## Start Exercise data

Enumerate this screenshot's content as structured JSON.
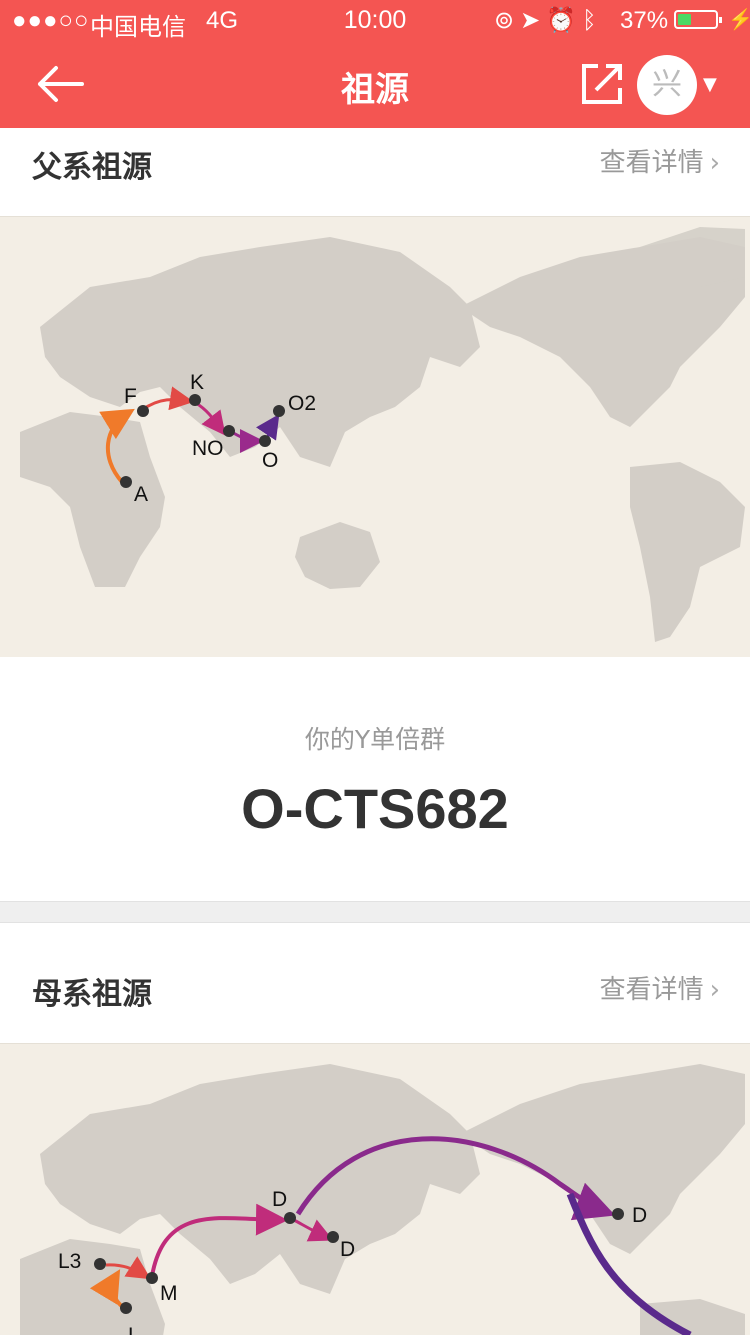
{
  "status_bar": {
    "signal": "●●●○○",
    "carrier": "中国电信",
    "network": "4G",
    "time": "10:00",
    "battery_percent": "37%",
    "battery_level": 0.37
  },
  "nav": {
    "title": "祖源",
    "avatar_char": "兴"
  },
  "paternal": {
    "title": "父系祖源",
    "more": "查看详情",
    "haplogroup_label": "你的Y单倍群",
    "haplogroup_value": "O-CTS682",
    "points": [
      "A",
      "F",
      "K",
      "NO",
      "O",
      "O2"
    ]
  },
  "maternal": {
    "title": "母系祖源",
    "more": "查看详情",
    "points": [
      "L3",
      "M",
      "D",
      "D",
      "D",
      "L"
    ]
  },
  "colors": {
    "brand": "#f45552",
    "map_bg": "#f3eee5",
    "land": "#d3cec7",
    "orange": "#f07a2a",
    "red": "#e24a45",
    "magenta": "#c02c7b",
    "purple": "#7a2a8c"
  }
}
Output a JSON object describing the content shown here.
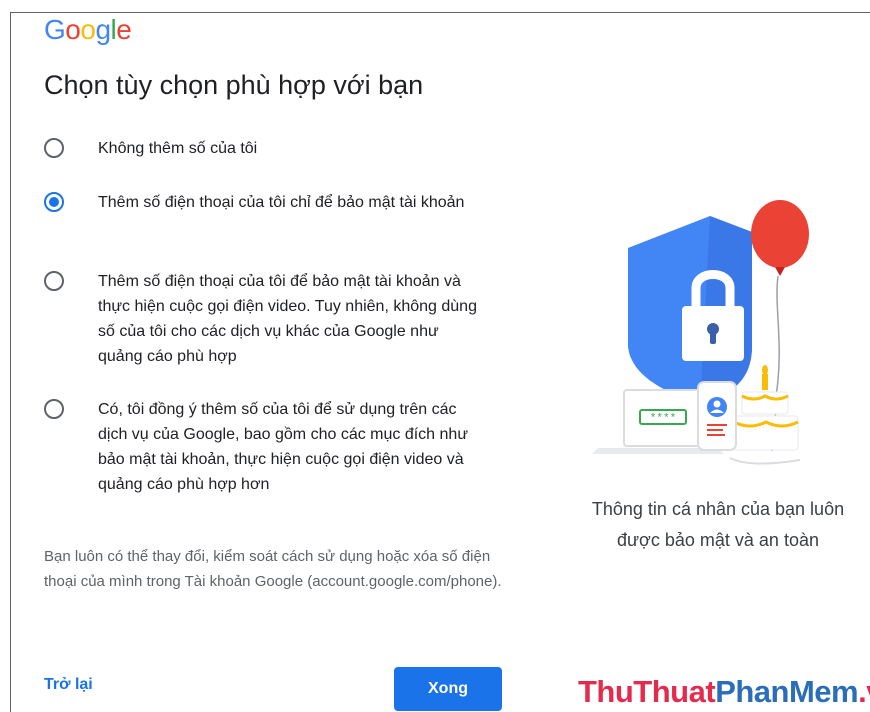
{
  "logo": {
    "letters": [
      "G",
      "o",
      "o",
      "g",
      "l",
      "e"
    ],
    "colors": [
      "#4285f4",
      "#ea4335",
      "#fbbc05",
      "#4285f4",
      "#34a853",
      "#ea4335"
    ]
  },
  "page": {
    "title": "Chọn tùy chọn phù hợp với bạn"
  },
  "options": [
    {
      "label": "Không thêm số của tôi",
      "checked": false
    },
    {
      "label": "Thêm số điện thoại của tôi chỉ để bảo mật tài khoản",
      "checked": true
    },
    {
      "label": "Thêm số điện thoại của tôi để bảo mật tài khoản và thực hiện cuộc gọi điện video. Tuy nhiên, không dùng số của tôi cho các dịch vụ khác của Google như quảng cáo phù hợp",
      "checked": false
    },
    {
      "label": "Có, tôi đồng ý thêm số của tôi để sử dụng trên các dịch vụ của Google, bao gồm cho các mục đích như bảo mật tài khoản, thực hiện cuộc gọi điện video và quảng cáo phù hợp hơn",
      "checked": false
    }
  ],
  "note": "Bạn luôn có thể thay đổi, kiểm soát cách sử dụng hoặc xóa số điện thoại của mình trong Tài khoản Google (account.google.com/phone).",
  "illustration": {
    "caption": "Thông tin cá nhân của bạn luôn được bảo mật và an toàn",
    "password_mask": "****"
  },
  "buttons": {
    "back": "Trở lại",
    "done": "Xong"
  },
  "watermark": {
    "part1": "ThuThuat",
    "part2": "PhanMem",
    "part3": ".vn"
  },
  "colors": {
    "accent": "#1a73e8",
    "shield": "#4285f4",
    "balloon": "#ea4335"
  },
  "icons": [
    "radio-icon",
    "shield-lock-icon",
    "balloon-icon",
    "cake-icon",
    "laptop-icon",
    "phone-icon"
  ]
}
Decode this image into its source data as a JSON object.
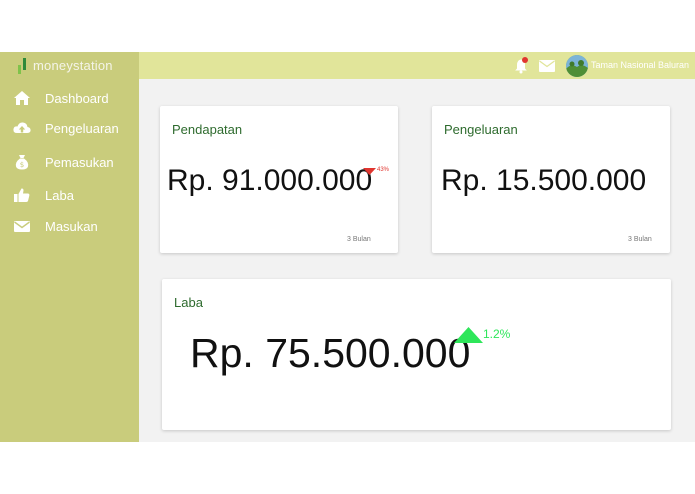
{
  "brand": {
    "name": "moneystation"
  },
  "sidebar": {
    "items": [
      {
        "label": "Dashboard",
        "icon": "home-icon"
      },
      {
        "label": "Pengeluaran",
        "icon": "cloud-upload-icon"
      },
      {
        "label": "Pemasukan",
        "icon": "money-bag-icon"
      },
      {
        "label": "Laba",
        "icon": "thumbs-up-icon"
      },
      {
        "label": "Masukan",
        "icon": "envelope-icon"
      }
    ]
  },
  "topbar": {
    "notifications_icon": "bell-icon",
    "notification_badge_color": "#e0352f",
    "messages_icon": "envelope-icon",
    "user_name": "Taman Nasional Baluran"
  },
  "cards": {
    "pendapatan": {
      "title": "Pendapatan",
      "amount": "Rp. 91.000.000",
      "delta": "43%",
      "delta_direction": "down",
      "period": "3 Bulan"
    },
    "pengeluaran": {
      "title": "Pengeluaran",
      "amount": "Rp. 15.500.000",
      "period": "3 Bulan"
    },
    "laba": {
      "title": "Laba",
      "amount": "Rp. 75.500.000",
      "delta": "1.2%",
      "delta_direction": "up"
    }
  },
  "colors": {
    "sidebar": "#c9cc7c",
    "topbar": "#e1e59a",
    "title_green": "#2e6b2e",
    "down": "#e0352f",
    "up": "#2ee65a"
  }
}
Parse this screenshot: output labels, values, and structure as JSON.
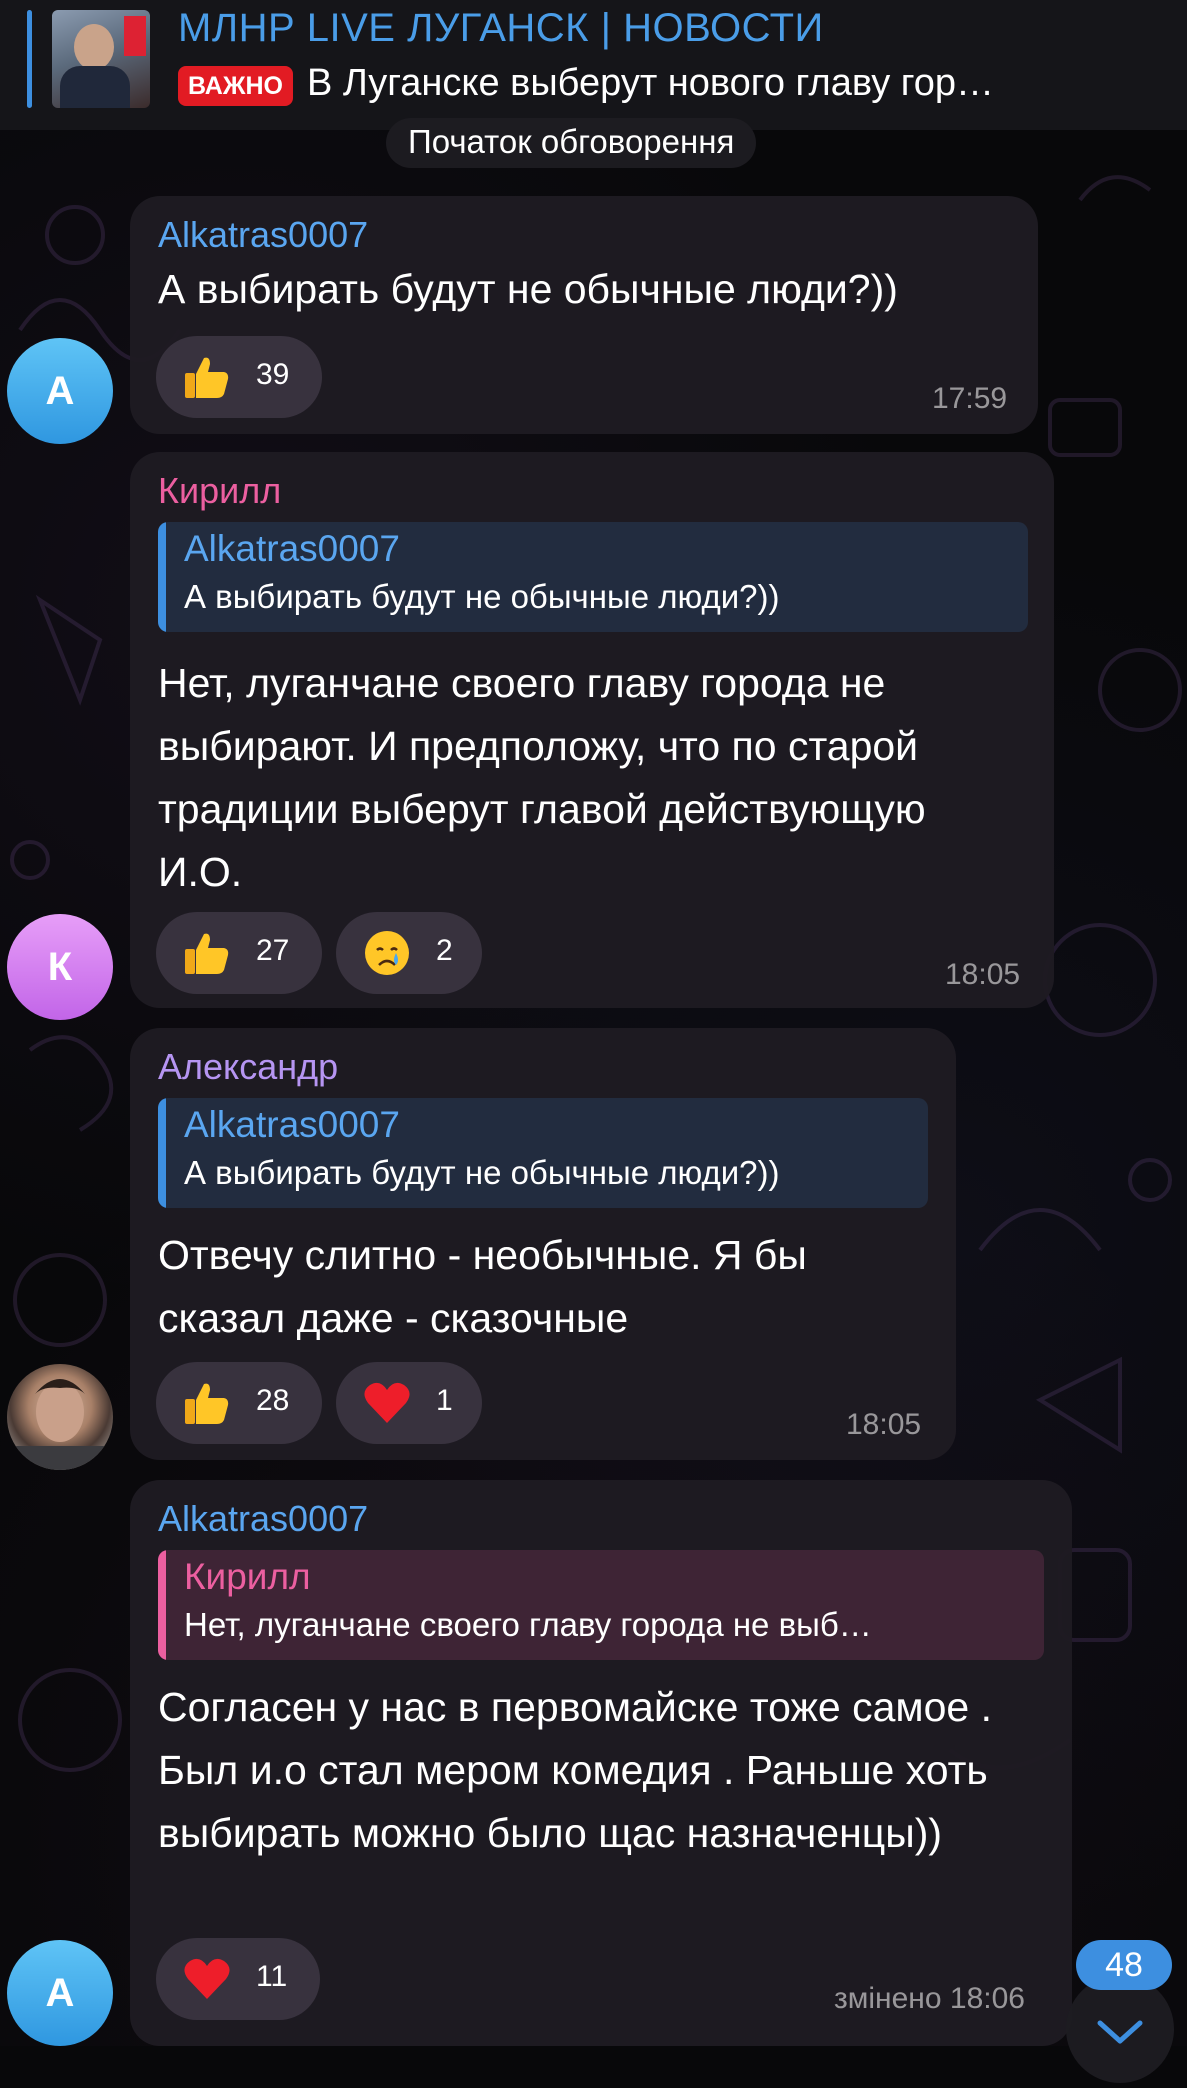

## End Exercise data

Check the data for the word "envelope" and pull out the lines that have it.

        "icon": "envelope-icon"
    "messages_icon": "envelope-icon",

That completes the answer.